PROBLEM TO SOLVE
Would you copy out the whole listing exactly as given?

● ● ● ● ● ● ●

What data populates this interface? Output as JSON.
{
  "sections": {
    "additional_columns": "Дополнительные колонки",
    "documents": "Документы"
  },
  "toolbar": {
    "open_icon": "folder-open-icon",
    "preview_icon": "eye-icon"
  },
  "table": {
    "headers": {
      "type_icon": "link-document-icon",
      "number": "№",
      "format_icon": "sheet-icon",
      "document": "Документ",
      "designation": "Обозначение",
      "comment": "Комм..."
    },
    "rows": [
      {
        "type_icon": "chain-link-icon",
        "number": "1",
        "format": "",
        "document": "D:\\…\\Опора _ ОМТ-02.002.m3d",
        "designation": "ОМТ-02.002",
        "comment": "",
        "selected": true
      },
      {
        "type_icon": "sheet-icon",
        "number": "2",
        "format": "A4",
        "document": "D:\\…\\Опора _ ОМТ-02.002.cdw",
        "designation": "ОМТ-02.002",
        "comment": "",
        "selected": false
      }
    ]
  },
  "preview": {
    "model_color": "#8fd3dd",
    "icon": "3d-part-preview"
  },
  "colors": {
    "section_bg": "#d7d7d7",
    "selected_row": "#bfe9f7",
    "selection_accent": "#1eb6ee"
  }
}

● ● ● ● ● ● ●

THE OUTPUT
What data populates this interface? Output as JSON.
{
  "sections": {
    "additional_columns": "Дополнительные колонки",
    "documents": "Документы"
  },
  "toolbar": {
    "open_icon": "folder-open-icon",
    "preview_icon": "eye-icon"
  },
  "table": {
    "headers": {
      "type_icon": "link-document-icon",
      "number": "№",
      "format_icon": "sheet-icon",
      "document": "Документ",
      "designation": "Обозначение",
      "comment": "Комм..."
    },
    "rows": [
      {
        "type_icon": "chain-link-icon",
        "number": "1",
        "format": "",
        "document": "D:\\…\\Опора _ ОМТ-02.002.m3d",
        "designation": "ОМТ-02.002",
        "comment": "",
        "selected": true
      },
      {
        "type_icon": "sheet-icon",
        "number": "2",
        "format": "A4",
        "document": "D:\\…\\Опора _ ОМТ-02.002.cdw",
        "designation": "ОМТ-02.002",
        "comment": "",
        "selected": false
      }
    ]
  },
  "preview": {
    "model_color": "#8fd3dd",
    "icon": "3d-part-preview"
  },
  "colors": {
    "section_bg": "#d7d7d7",
    "selected_row": "#bfe9f7",
    "selection_accent": "#1eb6ee"
  }
}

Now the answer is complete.